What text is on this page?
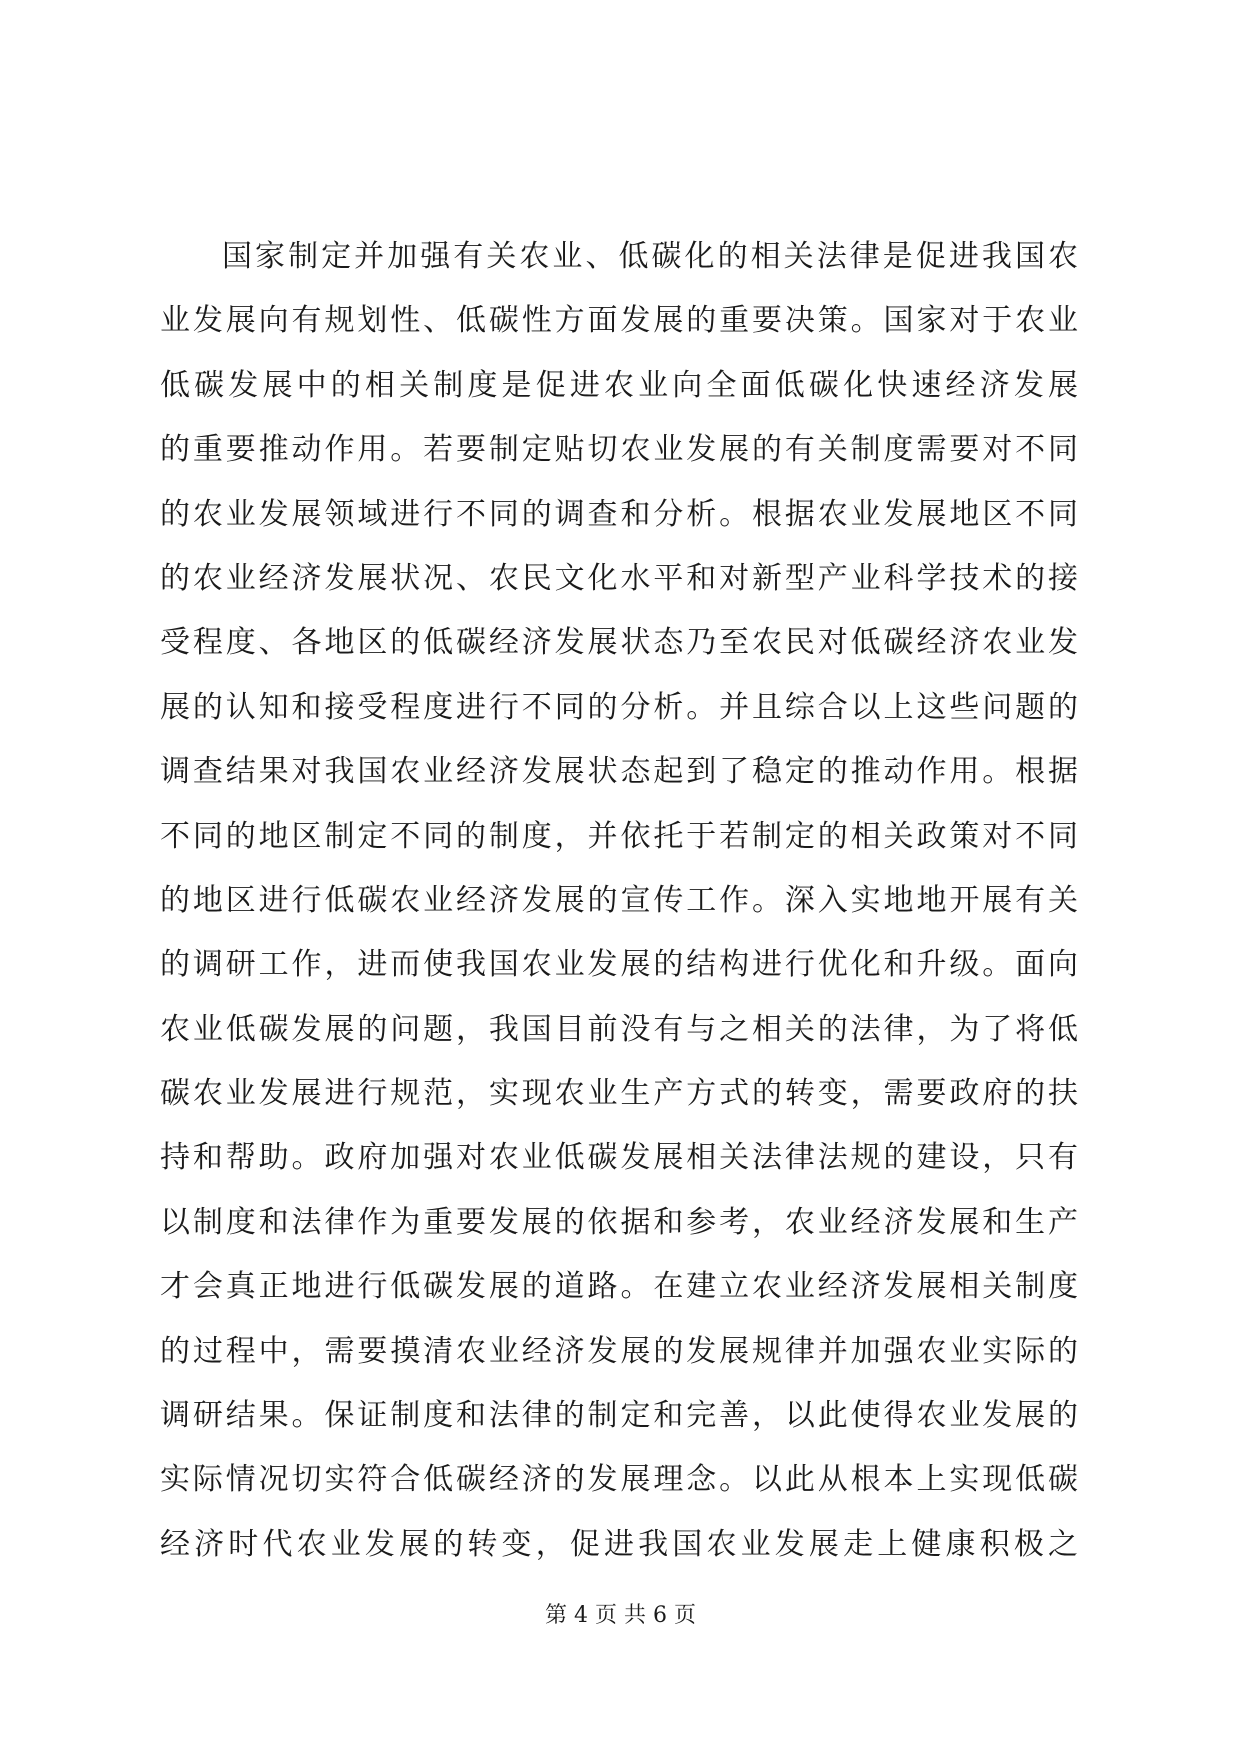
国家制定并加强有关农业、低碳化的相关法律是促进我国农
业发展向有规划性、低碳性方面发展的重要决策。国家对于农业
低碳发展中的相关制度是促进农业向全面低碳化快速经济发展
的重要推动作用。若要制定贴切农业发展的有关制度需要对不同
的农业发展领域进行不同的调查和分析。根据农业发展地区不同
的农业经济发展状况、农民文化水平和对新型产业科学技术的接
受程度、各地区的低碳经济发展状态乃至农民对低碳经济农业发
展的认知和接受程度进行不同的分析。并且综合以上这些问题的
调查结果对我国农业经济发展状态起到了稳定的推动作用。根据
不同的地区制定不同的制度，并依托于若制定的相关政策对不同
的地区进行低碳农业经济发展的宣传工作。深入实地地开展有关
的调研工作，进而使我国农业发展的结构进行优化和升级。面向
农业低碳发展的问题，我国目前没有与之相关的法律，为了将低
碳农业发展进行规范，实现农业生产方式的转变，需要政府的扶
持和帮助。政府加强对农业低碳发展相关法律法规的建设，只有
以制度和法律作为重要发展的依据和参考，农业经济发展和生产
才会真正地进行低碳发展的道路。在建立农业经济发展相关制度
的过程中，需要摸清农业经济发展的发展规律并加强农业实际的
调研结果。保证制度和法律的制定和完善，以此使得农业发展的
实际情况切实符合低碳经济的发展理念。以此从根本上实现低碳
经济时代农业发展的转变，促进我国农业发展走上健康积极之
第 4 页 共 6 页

...

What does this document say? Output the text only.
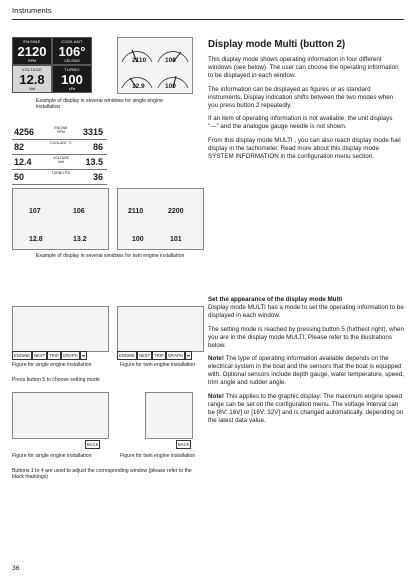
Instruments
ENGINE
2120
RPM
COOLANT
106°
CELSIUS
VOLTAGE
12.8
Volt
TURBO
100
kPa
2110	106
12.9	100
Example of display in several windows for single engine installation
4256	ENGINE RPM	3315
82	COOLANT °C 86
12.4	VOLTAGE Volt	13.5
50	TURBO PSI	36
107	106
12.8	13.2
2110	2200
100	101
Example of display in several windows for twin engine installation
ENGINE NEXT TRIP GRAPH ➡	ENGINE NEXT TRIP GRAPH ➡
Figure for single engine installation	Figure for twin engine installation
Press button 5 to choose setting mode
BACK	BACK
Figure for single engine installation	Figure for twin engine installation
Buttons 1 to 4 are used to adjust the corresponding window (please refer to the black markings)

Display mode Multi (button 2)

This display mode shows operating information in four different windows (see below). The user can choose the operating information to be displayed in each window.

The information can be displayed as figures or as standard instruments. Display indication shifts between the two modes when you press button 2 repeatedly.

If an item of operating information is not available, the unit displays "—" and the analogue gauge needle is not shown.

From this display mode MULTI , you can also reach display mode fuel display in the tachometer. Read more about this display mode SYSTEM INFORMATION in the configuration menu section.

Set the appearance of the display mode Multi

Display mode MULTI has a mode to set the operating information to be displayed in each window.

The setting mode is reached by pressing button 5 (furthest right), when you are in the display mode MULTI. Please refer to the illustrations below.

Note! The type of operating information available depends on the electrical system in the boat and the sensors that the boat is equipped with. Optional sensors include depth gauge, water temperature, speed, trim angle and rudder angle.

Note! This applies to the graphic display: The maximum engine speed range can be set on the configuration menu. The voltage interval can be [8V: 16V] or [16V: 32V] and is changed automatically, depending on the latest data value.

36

- _Task goal_
Lines holding the word "available" should be counted across the entries; state only how many there are.

- _Result_
2